*** Opening Exercise data ***

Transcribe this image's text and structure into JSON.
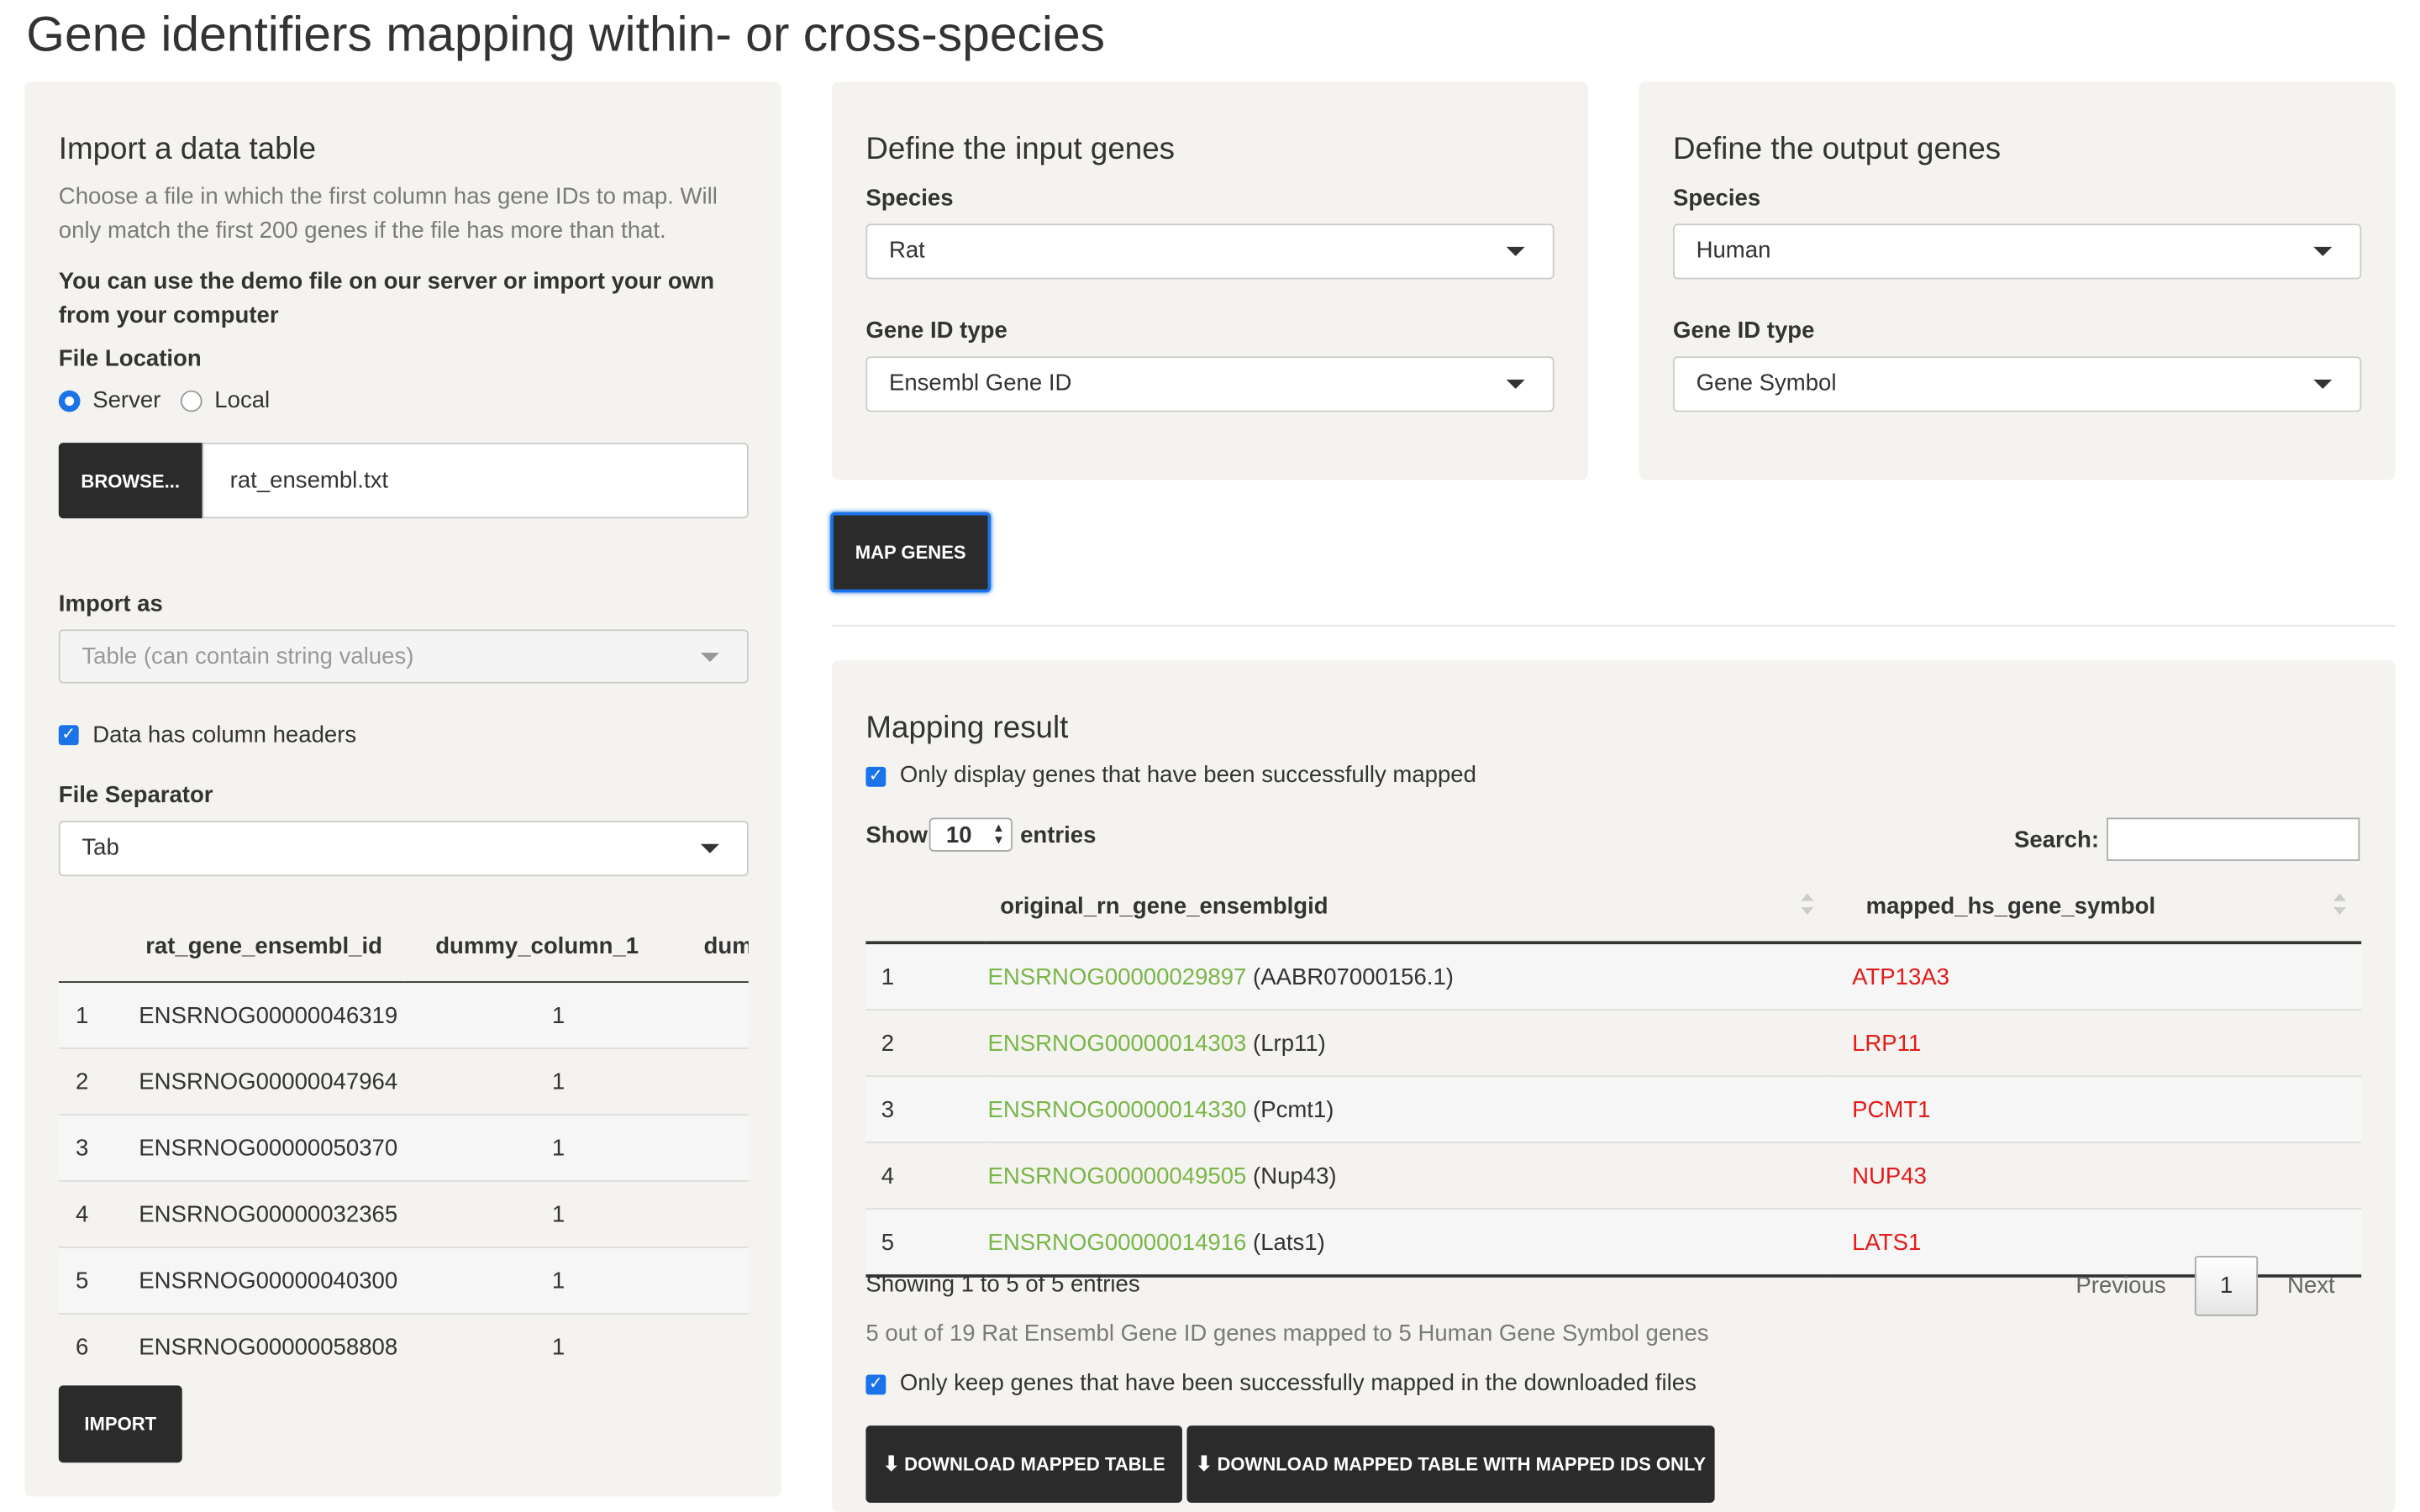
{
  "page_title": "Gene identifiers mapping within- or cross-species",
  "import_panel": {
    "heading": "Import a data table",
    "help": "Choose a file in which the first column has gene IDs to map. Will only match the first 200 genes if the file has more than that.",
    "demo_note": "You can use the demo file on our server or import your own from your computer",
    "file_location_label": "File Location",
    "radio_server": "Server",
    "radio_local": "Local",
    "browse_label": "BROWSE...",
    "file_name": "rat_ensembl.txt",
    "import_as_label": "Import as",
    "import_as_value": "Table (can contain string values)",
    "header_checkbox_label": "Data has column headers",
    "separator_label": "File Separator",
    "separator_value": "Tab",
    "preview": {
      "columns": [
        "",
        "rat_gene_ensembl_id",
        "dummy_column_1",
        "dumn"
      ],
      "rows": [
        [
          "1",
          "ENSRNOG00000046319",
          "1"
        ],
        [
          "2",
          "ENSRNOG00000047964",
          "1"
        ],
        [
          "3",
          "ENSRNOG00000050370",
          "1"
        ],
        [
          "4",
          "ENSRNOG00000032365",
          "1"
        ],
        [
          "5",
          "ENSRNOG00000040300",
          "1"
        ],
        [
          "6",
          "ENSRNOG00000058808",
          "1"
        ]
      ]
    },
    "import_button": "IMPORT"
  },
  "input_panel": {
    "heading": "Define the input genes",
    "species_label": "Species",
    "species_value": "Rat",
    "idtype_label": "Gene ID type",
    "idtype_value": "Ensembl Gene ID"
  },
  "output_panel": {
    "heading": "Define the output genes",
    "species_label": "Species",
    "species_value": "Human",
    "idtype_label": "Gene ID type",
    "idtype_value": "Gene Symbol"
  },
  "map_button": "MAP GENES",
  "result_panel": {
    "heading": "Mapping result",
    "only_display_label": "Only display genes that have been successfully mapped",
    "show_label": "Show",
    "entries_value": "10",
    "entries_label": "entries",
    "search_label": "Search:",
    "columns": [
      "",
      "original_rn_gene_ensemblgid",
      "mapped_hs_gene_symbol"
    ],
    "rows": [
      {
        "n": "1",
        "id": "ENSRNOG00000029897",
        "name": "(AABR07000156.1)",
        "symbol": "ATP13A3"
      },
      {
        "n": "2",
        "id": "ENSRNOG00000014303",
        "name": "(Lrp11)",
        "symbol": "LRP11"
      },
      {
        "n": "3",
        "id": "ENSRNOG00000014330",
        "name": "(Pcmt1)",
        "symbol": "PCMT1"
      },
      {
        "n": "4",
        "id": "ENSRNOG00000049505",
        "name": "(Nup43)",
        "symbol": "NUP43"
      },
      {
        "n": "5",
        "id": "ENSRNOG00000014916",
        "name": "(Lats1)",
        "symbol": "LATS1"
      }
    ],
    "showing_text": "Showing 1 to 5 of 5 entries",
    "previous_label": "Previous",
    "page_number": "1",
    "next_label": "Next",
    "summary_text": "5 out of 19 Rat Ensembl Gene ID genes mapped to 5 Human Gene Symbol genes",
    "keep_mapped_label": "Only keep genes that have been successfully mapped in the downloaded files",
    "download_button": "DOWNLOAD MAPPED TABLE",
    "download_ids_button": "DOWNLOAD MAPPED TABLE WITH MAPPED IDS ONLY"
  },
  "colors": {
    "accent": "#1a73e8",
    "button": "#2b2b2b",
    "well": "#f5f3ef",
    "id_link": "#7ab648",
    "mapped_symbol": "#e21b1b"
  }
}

*** Closing Exercise data ***

-- What the exercise asks --
Your answer must be every line from the entries that contains the string "Human", copied as it stands.

-- Written response --
    "species_value": "Human",
    "summary_text": "5 out of 19 Rat Ensembl Gene ID genes mapped to 5 Human Gene Symbol genes",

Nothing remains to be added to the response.